What you need to do: Write out each line of the listing as it stands, without the images.

Stored data
##############################

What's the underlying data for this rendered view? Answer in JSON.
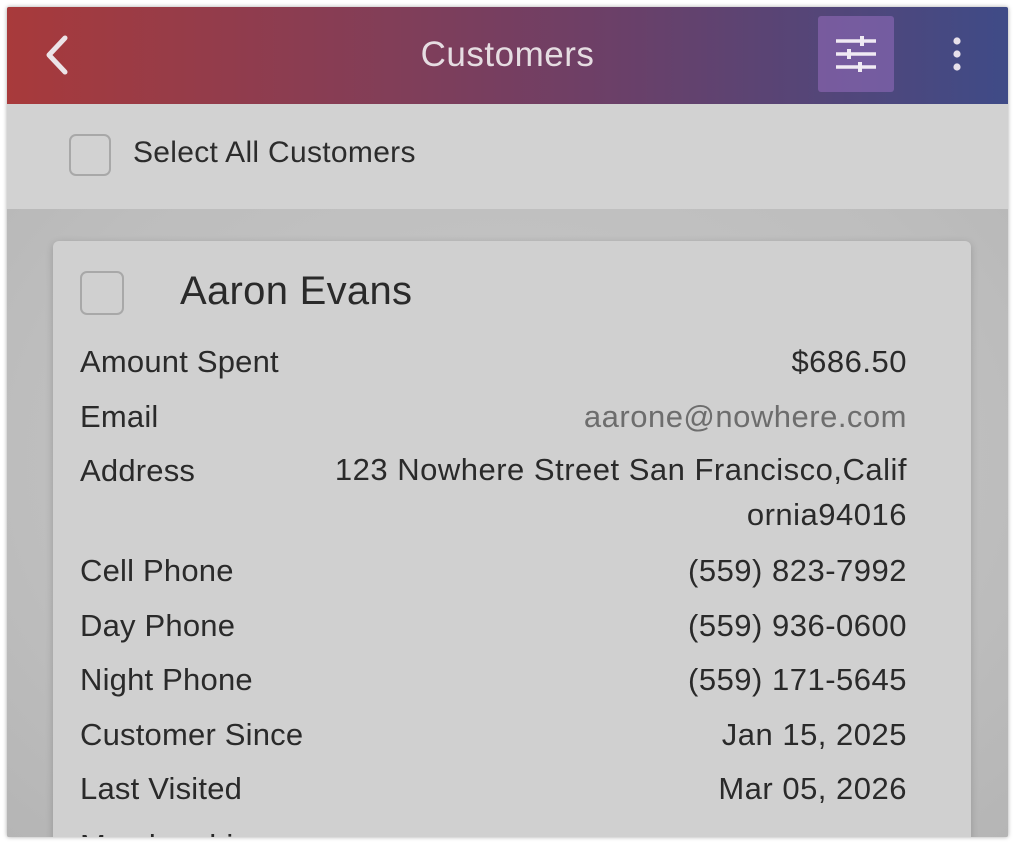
{
  "header": {
    "title": "Customers",
    "back_icon": "chevron-left-icon",
    "filter_icon": "sliders-icon",
    "more_icon": "more-vertical-icon",
    "gradient_colors": [
      "#a83a3b",
      "#6e3f66",
      "#3f4b87"
    ]
  },
  "select_all": {
    "label": "Select All Customers",
    "checked": false
  },
  "customer": {
    "name": "Aaron Evans",
    "checked": false,
    "fields": {
      "amount_spent": {
        "label": "Amount Spent",
        "value": "$686.50"
      },
      "email": {
        "label": "Email",
        "value": "aarone@nowhere.com"
      },
      "address": {
        "label": "Address",
        "line1": "123 Nowhere Street San Francisco,Calif",
        "line2": "ornia94016"
      },
      "cell_phone": {
        "label": "Cell Phone",
        "value": "(559) 823-7992"
      },
      "day_phone": {
        "label": "Day Phone",
        "value": "(559) 936-0600"
      },
      "night_phone": {
        "label": "Night Phone",
        "value": "(559) 171-5645"
      },
      "customer_since": {
        "label": "Customer Since",
        "value": "Jan 15, 2025"
      },
      "last_visited": {
        "label": "Last Visited",
        "value": "Mar 05, 2026"
      },
      "membership_partial": {
        "label": "Membership"
      }
    }
  }
}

##############################

Written reply:
What's the underlying data for this rendered view? Answer in JSON.
{
  "header": {
    "title": "Customers",
    "back_icon": "chevron-left-icon",
    "filter_icon": "sliders-icon",
    "more_icon": "more-vertical-icon",
    "gradient_colors": [
      "#a83a3b",
      "#6e3f66",
      "#3f4b87"
    ]
  },
  "select_all": {
    "label": "Select All Customers",
    "checked": false
  },
  "customer": {
    "name": "Aaron Evans",
    "checked": false,
    "fields": {
      "amount_spent": {
        "label": "Amount Spent",
        "value": "$686.50"
      },
      "email": {
        "label": "Email",
        "value": "aarone@nowhere.com"
      },
      "address": {
        "label": "Address",
        "line1": "123 Nowhere Street San Francisco,Calif",
        "line2": "ornia94016"
      },
      "cell_phone": {
        "label": "Cell Phone",
        "value": "(559) 823-7992"
      },
      "day_phone": {
        "label": "Day Phone",
        "value": "(559) 936-0600"
      },
      "night_phone": {
        "label": "Night Phone",
        "value": "(559) 171-5645"
      },
      "customer_since": {
        "label": "Customer Since",
        "value": "Jan 15, 2025"
      },
      "last_visited": {
        "label": "Last Visited",
        "value": "Mar 05, 2026"
      },
      "membership_partial": {
        "label": "Membership"
      }
    }
  }
}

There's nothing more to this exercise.